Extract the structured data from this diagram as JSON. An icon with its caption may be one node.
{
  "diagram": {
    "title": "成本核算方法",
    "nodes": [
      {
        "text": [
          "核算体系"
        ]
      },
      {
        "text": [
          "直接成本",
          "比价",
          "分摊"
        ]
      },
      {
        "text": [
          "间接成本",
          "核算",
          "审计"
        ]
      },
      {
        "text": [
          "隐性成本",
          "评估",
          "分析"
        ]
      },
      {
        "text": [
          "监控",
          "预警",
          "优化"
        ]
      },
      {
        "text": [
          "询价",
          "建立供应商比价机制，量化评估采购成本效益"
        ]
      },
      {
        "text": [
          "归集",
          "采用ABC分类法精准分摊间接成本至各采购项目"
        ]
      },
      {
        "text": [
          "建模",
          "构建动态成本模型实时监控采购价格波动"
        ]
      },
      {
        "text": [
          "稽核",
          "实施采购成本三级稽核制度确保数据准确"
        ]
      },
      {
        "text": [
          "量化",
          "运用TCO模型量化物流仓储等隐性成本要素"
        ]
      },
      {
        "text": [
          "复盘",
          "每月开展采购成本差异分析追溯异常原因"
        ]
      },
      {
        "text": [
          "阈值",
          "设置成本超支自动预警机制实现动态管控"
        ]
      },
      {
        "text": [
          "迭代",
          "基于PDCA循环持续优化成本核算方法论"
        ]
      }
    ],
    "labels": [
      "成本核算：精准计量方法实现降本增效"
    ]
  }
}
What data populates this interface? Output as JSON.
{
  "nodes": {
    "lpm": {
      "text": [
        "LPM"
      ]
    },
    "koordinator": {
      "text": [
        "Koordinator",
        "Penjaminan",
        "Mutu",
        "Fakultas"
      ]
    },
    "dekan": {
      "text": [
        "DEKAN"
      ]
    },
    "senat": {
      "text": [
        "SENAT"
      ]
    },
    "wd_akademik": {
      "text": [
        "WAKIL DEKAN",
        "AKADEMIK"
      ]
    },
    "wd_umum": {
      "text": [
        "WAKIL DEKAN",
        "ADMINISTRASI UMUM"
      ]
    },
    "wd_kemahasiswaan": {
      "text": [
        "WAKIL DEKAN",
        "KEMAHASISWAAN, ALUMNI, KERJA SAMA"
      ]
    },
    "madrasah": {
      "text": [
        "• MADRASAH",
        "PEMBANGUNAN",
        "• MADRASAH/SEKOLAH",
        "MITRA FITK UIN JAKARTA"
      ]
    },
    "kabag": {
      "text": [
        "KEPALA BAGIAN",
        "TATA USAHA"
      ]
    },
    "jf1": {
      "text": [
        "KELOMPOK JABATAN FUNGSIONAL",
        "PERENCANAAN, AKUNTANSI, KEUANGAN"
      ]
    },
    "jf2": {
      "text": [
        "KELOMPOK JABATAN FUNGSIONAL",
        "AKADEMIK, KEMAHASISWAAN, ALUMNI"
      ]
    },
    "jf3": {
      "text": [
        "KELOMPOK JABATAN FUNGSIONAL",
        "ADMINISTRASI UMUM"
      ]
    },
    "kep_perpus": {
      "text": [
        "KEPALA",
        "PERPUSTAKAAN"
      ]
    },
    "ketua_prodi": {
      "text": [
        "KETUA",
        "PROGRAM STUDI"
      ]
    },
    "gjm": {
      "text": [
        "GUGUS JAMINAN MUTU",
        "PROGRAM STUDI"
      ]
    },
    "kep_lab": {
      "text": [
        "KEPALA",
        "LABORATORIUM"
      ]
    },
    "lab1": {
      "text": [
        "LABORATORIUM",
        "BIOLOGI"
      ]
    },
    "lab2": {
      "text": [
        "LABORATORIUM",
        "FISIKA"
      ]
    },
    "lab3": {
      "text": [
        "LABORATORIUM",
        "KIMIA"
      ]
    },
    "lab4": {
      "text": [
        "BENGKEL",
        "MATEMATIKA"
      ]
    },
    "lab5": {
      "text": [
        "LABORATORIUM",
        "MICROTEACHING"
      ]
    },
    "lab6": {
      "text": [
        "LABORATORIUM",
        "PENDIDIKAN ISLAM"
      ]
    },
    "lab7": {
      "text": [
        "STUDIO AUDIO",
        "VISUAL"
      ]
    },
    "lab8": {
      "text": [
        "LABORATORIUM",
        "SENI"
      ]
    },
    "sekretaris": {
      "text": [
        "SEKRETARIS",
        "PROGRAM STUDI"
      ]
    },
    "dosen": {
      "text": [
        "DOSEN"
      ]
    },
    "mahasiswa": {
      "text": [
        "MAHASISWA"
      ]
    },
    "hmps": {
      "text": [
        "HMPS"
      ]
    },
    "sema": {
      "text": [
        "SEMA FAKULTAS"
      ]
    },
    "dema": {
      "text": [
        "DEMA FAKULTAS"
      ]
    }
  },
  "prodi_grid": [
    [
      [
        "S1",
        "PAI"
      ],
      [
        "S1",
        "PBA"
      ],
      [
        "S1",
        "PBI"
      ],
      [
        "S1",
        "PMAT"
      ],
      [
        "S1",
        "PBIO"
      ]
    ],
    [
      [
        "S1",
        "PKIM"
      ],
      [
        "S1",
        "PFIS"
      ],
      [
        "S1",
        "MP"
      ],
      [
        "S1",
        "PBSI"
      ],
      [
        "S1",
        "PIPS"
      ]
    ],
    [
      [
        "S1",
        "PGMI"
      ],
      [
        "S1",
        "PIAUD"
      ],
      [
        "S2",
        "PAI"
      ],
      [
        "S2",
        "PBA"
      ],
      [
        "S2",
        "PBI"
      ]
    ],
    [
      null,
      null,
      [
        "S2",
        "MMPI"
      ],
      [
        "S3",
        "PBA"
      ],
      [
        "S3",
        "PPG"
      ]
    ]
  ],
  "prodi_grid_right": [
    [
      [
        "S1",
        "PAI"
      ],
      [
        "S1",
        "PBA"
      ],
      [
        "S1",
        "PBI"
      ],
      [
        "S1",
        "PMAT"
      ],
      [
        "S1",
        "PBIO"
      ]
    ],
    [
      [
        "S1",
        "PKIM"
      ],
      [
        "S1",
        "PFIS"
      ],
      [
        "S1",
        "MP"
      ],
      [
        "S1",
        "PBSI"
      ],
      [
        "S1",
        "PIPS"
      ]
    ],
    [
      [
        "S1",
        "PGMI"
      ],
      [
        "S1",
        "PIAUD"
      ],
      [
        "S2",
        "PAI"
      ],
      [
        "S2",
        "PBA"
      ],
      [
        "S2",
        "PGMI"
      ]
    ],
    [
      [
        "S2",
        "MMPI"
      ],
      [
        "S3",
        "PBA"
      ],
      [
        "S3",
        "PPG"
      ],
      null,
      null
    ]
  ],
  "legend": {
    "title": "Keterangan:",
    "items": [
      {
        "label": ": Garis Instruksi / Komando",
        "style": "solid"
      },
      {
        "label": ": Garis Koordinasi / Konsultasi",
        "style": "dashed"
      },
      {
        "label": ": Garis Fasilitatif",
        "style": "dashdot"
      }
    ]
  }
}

....

◆ THE TASK
Copy each line of the data above without altering a single character.

◆ WRITTEN ANSWER
Extract the structured data from this diagram as JSON. An icon with its caption may be one node.
{
  "diagram": {
    "title": "成本核算方法",
    "nodes": [
      {
        "text": [
          "核算体系"
        ]
      },
      {
        "text": [
          "直接成本",
          "比价",
          "分摊"
        ]
      },
      {
        "text": [
          "间接成本",
          "核算",
          "审计"
        ]
      },
      {
        "text": [
          "隐性成本",
          "评估",
          "分析"
        ]
      },
      {
        "text": [
          "监控",
          "预警",
          "优化"
        ]
      },
      {
        "text": [
          "询价",
          "建立供应商比价机制，量化评估采购成本效益"
        ]
      },
      {
        "text": [
          "归集",
          "采用ABC分类法精准分摊间接成本至各采购项目"
        ]
      },
      {
        "text": [
          "建模",
          "构建动态成本模型实时监控采购价格波动"
        ]
      },
      {
        "text": [
          "稽核",
          "实施采购成本三级稽核制度确保数据准确"
        ]
      },
      {
        "text": [
          "量化",
          "运用TCO模型量化物流仓储等隐性成本要素"
        ]
      },
      {
        "text": [
          "复盘",
          "每月开展采购成本差异分析追溯异常原因"
        ]
      },
      {
        "text": [
          "阈值",
          "设置成本超支自动预警机制实现动态管控"
        ]
      },
      {
        "text": [
          "迭代",
          "基于PDCA循环持续优化成本核算方法论"
        ]
      }
    ],
    "labels": [
      "成本核算：精准计量方法实现降本增效"
    ]
  }
}
What data populates this interface? Output as JSON.
{
  "nodes": {
    "lpm": {
      "text": [
        "LPM"
      ]
    },
    "koordinator": {
      "text": [
        "Koordinator",
        "Penjaminan",
        "Mutu",
        "Fakultas"
      ]
    },
    "dekan": {
      "text": [
        "DEKAN"
      ]
    },
    "senat": {
      "text": [
        "SENAT"
      ]
    },
    "wd_akademik": {
      "text": [
        "WAKIL DEKAN",
        "AKADEMIK"
      ]
    },
    "wd_umum": {
      "text": [
        "WAKIL DEKAN",
        "ADMINISTRASI UMUM"
      ]
    },
    "wd_kemahasiswaan": {
      "text": [
        "WAKIL DEKAN",
        "KEMAHASISWAAN, ALUMNI, KERJA SAMA"
      ]
    },
    "madrasah": {
      "text": [
        "• MADRASAH",
        "PEMBANGUNAN",
        "• MADRASAH/SEKOLAH",
        "MITRA FITK UIN JAKARTA"
      ]
    },
    "kabag": {
      "text": [
        "KEPALA BAGIAN",
        "TATA USAHA"
      ]
    },
    "jf1": {
      "text": [
        "KELOMPOK JABATAN FUNGSIONAL",
        "PERENCANAAN, AKUNTANSI, KEUANGAN"
      ]
    },
    "jf2": {
      "text": [
        "KELOMPOK JABATAN FUNGSIONAL",
        "AKADEMIK, KEMAHASISWAAN, ALUMNI"
      ]
    },
    "jf3": {
      "text": [
        "KELOMPOK JABATAN FUNGSIONAL",
        "ADMINISTRASI UMUM"
      ]
    },
    "kep_perpus": {
      "text": [
        "KEPALA",
        "PERPUSTAKAAN"
      ]
    },
    "ketua_prodi": {
      "text": [
        "KETUA",
        "PROGRAM STUDI"
      ]
    },
    "gjm": {
      "text": [
        "GUGUS JAMINAN MUTU",
        "PROGRAM STUDI"
      ]
    },
    "kep_lab": {
      "text": [
        "KEPALA",
        "LABORATORIUM"
      ]
    },
    "lab1": {
      "text": [
        "LABORATORIUM",
        "BIOLOGI"
      ]
    },
    "lab2": {
      "text": [
        "LABORATORIUM",
        "FISIKA"
      ]
    },
    "lab3": {
      "text": [
        "LABORATORIUM",
        "KIMIA"
      ]
    },
    "lab4": {
      "text": [
        "BENGKEL",
        "MATEMATIKA"
      ]
    },
    "lab5": {
      "text": [
        "LABORATORIUM",
        "MICROTEACHING"
      ]
    },
    "lab6": {
      "text": [
        "LABORATORIUM",
        "PENDIDIKAN ISLAM"
      ]
    },
    "lab7": {
      "text": [
        "STUDIO AUDIO",
        "VISUAL"
      ]
    },
    "lab8": {
      "text": [
        "LABORATORIUM",
        "SENI"
      ]
    },
    "sekretaris": {
      "text": [
        "SEKRETARIS",
        "PROGRAM STUDI"
      ]
    },
    "dosen": {
      "text": [
        "DOSEN"
      ]
    },
    "mahasiswa": {
      "text": [
        "MAHASISWA"
      ]
    },
    "hmps": {
      "text": [
        "HMPS"
      ]
    },
    "sema": {
      "text": [
        "SEMA FAKULTAS"
      ]
    },
    "dema": {
      "text": [
        "DEMA FAKULTAS"
      ]
    }
  },
  "prodi_grid": [
    [
      [
        "S1",
        "PAI"
      ],
      [
        "S1",
        "PBA"
      ],
      [
        "S1",
        "PBI"
      ],
      [
        "S1",
        "PMAT"
      ],
      [
        "S1",
        "PBIO"
      ]
    ],
    [
      [
        "S1",
        "PKIM"
      ],
      [
        "S1",
        "PFIS"
      ],
      [
        "S1",
        "MP"
      ],
      [
        "S1",
        "PBSI"
      ],
      [
        "S1",
        "PIPS"
      ]
    ],
    [
      [
        "S1",
        "PGMI"
      ],
      [
        "S1",
        "PIAUD"
      ],
      [
        "S2",
        "PAI"
      ],
      [
        "S2",
        "PBA"
      ],
      [
        "S2",
        "PBI"
      ]
    ],
    [
      null,
      null,
      [
        "S2",
        "MMPI"
      ],
      [
        "S3",
        "PBA"
      ],
      [
        "S3",
        "PPG"
      ]
    ]
  ],
  "prodi_grid_right": [
    [
      [
        "S1",
        "PAI"
      ],
      [
        "S1",
        "PBA"
      ],
      [
        "S1",
        "PBI"
      ],
      [
        "S1",
        "PMAT"
      ],
      [
        "S1",
        "PBIO"
      ]
    ],
    [
      [
        "S1",
        "PKIM"
      ],
      [
        "S1",
        "PFIS"
      ],
      [
        "S1",
        "MP"
      ],
      [
        "S1",
        "PBSI"
      ],
      [
        "S1",
        "PIPS"
      ]
    ],
    [
      [
        "S1",
        "PGMI"
      ],
      [
        "S1",
        "PIAUD"
      ],
      [
        "S2",
        "PAI"
      ],
      [
        "S2",
        "PBA"
      ],
      [
        "S2",
        "PGMI"
      ]
    ],
    [
      [
        "S2",
        "MMPI"
      ],
      [
        "S3",
        "PBA"
      ],
      [
        "S3",
        "PPG"
      ],
      null,
      null
    ]
  ],
  "legend": {
    "title": "Keterangan:",
    "items": [
      {
        "label": ": Garis Instruksi / Komando",
        "style": "solid"
      },
      {
        "label": ": Garis Koordinasi / Konsultasi",
        "style": "dashed"
      },
      {
        "label": ": Garis Fasilitatif",
        "style": "dashdot"
      }
    ]
  }
}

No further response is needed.